- **Set exercise**
Count the lines in the items below that contain the string "legend", treating uppercase and lowercase as different, and reply with the number alone.

- **Data provided**
-*-

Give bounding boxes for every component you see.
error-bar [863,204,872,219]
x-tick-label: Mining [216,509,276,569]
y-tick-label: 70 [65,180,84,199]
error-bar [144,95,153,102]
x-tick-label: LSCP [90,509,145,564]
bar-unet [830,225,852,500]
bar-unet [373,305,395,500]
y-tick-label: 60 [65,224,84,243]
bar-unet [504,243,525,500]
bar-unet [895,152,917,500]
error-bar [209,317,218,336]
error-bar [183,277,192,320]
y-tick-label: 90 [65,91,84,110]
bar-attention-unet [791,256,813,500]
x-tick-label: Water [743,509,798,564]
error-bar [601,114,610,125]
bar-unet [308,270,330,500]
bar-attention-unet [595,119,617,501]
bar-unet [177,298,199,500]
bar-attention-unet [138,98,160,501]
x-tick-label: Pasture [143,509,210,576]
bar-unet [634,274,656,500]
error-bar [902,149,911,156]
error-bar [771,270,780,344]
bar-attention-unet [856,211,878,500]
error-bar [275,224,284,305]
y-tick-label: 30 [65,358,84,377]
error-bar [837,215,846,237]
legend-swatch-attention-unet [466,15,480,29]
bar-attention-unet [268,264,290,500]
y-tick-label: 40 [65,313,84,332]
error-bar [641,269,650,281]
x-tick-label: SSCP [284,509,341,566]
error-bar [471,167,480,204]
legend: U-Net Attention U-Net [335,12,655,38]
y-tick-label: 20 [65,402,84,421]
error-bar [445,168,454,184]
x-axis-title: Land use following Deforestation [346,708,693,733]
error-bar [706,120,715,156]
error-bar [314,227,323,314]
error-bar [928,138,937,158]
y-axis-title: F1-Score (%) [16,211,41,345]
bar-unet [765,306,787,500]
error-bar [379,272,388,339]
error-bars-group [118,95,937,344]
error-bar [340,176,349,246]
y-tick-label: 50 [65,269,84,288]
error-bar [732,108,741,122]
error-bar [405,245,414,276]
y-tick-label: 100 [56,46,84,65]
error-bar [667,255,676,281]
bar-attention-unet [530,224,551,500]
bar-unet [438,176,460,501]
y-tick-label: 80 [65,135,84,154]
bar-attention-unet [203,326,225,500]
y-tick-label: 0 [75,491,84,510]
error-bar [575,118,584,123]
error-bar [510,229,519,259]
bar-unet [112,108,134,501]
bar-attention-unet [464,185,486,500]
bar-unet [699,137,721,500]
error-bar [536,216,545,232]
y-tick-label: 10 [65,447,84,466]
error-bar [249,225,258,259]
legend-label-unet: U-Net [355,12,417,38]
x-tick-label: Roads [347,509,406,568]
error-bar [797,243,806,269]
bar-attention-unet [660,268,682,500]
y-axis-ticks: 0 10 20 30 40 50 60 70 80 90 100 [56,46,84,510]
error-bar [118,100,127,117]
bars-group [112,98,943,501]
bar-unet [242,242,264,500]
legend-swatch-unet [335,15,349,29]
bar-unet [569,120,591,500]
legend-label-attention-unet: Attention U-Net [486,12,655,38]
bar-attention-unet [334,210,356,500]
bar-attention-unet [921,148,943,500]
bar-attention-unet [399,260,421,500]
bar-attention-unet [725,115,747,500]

-*-

- **The result**
5